* **Given problem**: Give the data below again, word for word.

___ Data for this exercise ___

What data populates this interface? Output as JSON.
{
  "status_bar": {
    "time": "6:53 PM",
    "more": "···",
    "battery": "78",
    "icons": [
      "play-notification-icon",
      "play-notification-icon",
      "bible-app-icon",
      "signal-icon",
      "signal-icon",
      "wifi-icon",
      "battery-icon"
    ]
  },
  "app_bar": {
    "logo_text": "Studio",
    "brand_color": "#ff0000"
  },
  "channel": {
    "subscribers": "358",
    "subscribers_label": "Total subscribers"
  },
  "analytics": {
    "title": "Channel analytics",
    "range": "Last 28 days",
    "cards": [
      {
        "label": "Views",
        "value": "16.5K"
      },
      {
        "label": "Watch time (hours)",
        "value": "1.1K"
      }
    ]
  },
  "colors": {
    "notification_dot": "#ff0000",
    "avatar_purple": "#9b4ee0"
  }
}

___

* **Exercise response**:
What data populates this interface? Output as JSON.
{
  "status_bar": {
    "time": "6:53 PM",
    "more": "···",
    "battery": "78",
    "icons": [
      "play-notification-icon",
      "play-notification-icon",
      "bible-app-icon",
      "signal-icon",
      "signal-icon",
      "wifi-icon",
      "battery-icon"
    ]
  },
  "app_bar": {
    "logo_text": "Studio",
    "brand_color": "#ff0000"
  },
  "channel": {
    "subscribers": "358",
    "subscribers_label": "Total subscribers"
  },
  "analytics": {
    "title": "Channel analytics",
    "range": "Last 28 days",
    "cards": [
      {
        "label": "Views",
        "value": "16.5K"
      },
      {
        "label": "Watch time (hours)",
        "value": "1.1K"
      }
    ]
  },
  "colors": {
    "notification_dot": "#ff0000",
    "avatar_purple": "#9b4ee0"
  }
}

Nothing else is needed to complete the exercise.